- Element region listings -
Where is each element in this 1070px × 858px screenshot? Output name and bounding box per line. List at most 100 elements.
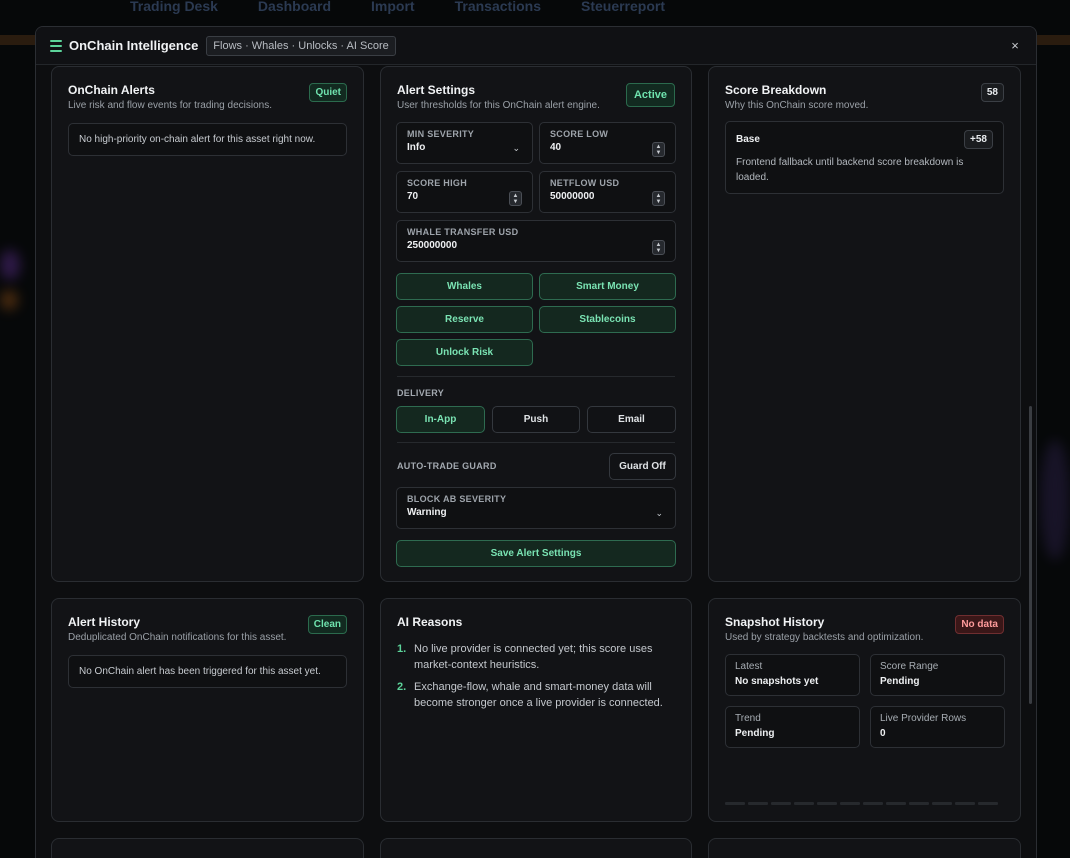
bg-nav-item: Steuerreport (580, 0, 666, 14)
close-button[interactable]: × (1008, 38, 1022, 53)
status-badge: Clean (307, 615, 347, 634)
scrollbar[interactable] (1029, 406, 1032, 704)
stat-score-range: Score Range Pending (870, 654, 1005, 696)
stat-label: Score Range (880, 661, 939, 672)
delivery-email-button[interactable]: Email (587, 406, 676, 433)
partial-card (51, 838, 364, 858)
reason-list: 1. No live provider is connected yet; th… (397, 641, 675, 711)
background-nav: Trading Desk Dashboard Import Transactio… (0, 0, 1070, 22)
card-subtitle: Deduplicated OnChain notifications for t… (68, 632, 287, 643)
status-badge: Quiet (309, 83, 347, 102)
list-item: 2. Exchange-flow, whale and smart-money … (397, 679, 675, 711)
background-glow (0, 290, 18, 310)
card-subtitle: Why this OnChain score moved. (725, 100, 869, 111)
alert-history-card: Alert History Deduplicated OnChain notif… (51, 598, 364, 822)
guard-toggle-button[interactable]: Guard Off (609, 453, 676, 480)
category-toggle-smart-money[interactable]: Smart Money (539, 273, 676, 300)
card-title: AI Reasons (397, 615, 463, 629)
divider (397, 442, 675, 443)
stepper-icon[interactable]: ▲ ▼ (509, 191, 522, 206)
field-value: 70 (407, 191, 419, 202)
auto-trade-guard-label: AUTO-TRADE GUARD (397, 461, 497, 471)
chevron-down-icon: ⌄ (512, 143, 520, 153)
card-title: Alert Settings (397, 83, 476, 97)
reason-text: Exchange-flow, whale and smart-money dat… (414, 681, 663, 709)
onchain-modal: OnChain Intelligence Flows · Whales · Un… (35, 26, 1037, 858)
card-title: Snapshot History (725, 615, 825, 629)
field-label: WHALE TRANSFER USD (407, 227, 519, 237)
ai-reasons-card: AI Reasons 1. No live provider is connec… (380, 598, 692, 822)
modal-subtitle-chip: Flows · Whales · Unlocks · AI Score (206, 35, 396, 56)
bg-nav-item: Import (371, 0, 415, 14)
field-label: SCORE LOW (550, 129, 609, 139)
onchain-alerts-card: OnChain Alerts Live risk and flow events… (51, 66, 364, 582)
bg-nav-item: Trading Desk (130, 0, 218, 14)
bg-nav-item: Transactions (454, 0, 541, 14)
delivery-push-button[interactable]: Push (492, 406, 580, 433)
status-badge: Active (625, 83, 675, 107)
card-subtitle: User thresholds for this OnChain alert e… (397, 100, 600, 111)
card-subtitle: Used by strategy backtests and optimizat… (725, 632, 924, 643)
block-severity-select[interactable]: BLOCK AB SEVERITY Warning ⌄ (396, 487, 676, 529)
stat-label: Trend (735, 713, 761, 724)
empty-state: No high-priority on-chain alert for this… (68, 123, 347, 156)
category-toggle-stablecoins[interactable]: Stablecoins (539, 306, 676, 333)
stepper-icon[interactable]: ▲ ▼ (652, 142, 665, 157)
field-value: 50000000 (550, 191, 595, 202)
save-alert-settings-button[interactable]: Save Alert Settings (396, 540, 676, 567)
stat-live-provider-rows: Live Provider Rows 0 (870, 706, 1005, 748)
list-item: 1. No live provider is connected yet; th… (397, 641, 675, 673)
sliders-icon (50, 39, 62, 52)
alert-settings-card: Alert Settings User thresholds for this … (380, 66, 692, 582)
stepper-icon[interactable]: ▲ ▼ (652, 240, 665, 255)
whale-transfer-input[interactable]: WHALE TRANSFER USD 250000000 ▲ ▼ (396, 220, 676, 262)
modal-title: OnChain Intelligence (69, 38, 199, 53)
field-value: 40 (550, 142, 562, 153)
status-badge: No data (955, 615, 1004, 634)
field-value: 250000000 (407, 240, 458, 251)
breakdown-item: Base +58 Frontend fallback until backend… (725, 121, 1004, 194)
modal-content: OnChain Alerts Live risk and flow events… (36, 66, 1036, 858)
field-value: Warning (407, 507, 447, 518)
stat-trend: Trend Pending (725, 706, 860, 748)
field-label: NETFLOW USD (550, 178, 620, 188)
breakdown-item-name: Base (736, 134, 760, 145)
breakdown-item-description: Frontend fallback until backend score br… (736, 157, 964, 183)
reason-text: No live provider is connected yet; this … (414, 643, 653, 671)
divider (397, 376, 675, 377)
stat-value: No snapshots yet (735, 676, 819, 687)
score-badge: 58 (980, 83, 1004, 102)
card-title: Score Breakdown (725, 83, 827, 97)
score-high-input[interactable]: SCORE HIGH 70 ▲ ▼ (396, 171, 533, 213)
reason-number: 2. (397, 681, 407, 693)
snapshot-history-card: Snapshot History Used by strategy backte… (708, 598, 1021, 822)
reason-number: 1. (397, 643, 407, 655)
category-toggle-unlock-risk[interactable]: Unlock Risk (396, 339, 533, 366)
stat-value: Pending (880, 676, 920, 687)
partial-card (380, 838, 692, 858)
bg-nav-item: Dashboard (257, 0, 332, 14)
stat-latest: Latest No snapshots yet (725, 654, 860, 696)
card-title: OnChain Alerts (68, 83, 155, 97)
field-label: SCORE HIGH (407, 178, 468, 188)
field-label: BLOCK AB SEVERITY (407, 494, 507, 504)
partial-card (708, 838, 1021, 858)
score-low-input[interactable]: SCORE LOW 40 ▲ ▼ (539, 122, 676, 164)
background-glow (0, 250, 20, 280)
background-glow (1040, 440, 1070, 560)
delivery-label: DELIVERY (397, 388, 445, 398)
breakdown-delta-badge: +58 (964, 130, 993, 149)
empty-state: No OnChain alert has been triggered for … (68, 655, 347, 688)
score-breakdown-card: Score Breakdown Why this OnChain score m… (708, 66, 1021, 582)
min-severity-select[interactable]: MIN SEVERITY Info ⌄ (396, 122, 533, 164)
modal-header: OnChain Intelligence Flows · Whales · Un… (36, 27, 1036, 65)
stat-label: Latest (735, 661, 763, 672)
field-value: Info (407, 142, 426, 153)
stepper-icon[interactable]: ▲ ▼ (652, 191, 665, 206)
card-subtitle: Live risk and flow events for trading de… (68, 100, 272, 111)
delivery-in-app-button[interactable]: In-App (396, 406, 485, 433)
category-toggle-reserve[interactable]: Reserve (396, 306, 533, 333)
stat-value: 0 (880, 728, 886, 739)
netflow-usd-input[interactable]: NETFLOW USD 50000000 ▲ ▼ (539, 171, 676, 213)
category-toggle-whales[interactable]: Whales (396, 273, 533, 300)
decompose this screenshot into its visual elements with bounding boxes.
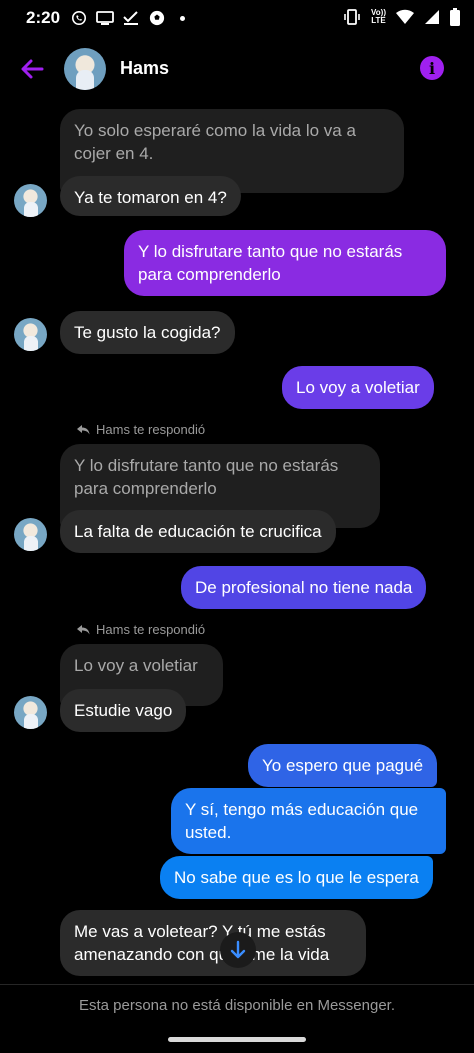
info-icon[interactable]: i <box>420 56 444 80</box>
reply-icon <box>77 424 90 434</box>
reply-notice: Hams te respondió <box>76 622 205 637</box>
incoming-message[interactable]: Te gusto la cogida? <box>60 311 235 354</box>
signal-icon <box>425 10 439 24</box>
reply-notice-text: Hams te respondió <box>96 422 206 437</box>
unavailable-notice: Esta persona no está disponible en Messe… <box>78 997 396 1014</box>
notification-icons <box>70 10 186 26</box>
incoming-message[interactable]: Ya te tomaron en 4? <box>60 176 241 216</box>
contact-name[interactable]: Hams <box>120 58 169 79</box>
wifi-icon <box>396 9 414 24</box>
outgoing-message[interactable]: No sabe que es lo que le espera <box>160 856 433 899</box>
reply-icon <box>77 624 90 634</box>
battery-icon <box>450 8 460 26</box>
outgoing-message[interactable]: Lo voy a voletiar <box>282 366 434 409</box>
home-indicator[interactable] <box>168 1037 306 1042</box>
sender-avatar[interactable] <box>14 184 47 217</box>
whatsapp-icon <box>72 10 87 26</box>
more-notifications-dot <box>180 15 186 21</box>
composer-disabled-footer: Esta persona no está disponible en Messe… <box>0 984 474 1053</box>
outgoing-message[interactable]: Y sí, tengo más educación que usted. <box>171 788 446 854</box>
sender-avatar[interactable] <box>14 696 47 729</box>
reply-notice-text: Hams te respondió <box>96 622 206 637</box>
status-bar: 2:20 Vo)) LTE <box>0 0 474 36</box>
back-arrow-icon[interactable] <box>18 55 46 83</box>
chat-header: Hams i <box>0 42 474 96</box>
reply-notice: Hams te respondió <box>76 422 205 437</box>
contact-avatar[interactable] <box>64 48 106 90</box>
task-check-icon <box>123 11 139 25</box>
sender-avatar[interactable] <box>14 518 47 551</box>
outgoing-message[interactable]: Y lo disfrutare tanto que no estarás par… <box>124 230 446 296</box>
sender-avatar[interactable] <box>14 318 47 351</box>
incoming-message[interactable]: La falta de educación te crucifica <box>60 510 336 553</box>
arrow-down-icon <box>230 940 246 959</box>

- Goal of the exercise -
Rewrite the records between the lines holding "bg-nav-item: Steuerreport (580, 0, 666, 14)" and "alert-history-card: Alert History", inclusive, switching "status-badge" to "state-badge" and leaving everything else unchanged.

- Answer to this task -
bg-nav-item: Steuerreport (580, 0, 666, 14)
close-button[interactable]: × (1008, 38, 1022, 53)
state-badge: Clean (307, 615, 347, 634)
scrollbar[interactable] (1029, 406, 1032, 704)
stat-score-range: Score Range Pending (870, 654, 1005, 696)
stat-label: Score Range (880, 661, 939, 672)
delivery-email-button[interactable]: Email (587, 406, 676, 433)
partial-card (51, 838, 364, 858)
reason-list: 1. No live provider is connected yet; th… (397, 641, 675, 711)
background-nav: Trading Desk Dashboard Import Transactio… (0, 0, 1070, 22)
card-subtitle: Deduplicated OnChain notifications for t… (68, 632, 287, 643)
state-badge: Quiet (309, 83, 347, 102)
list-item: 2. Exchange-flow, whale and smart-money … (397, 679, 675, 711)
background-glow (0, 290, 18, 310)
card-subtitle: Why this OnChain score moved. (725, 100, 869, 111)
alert-history-card: Alert History Deduplicated OnChain notif… (51, 598, 364, 822)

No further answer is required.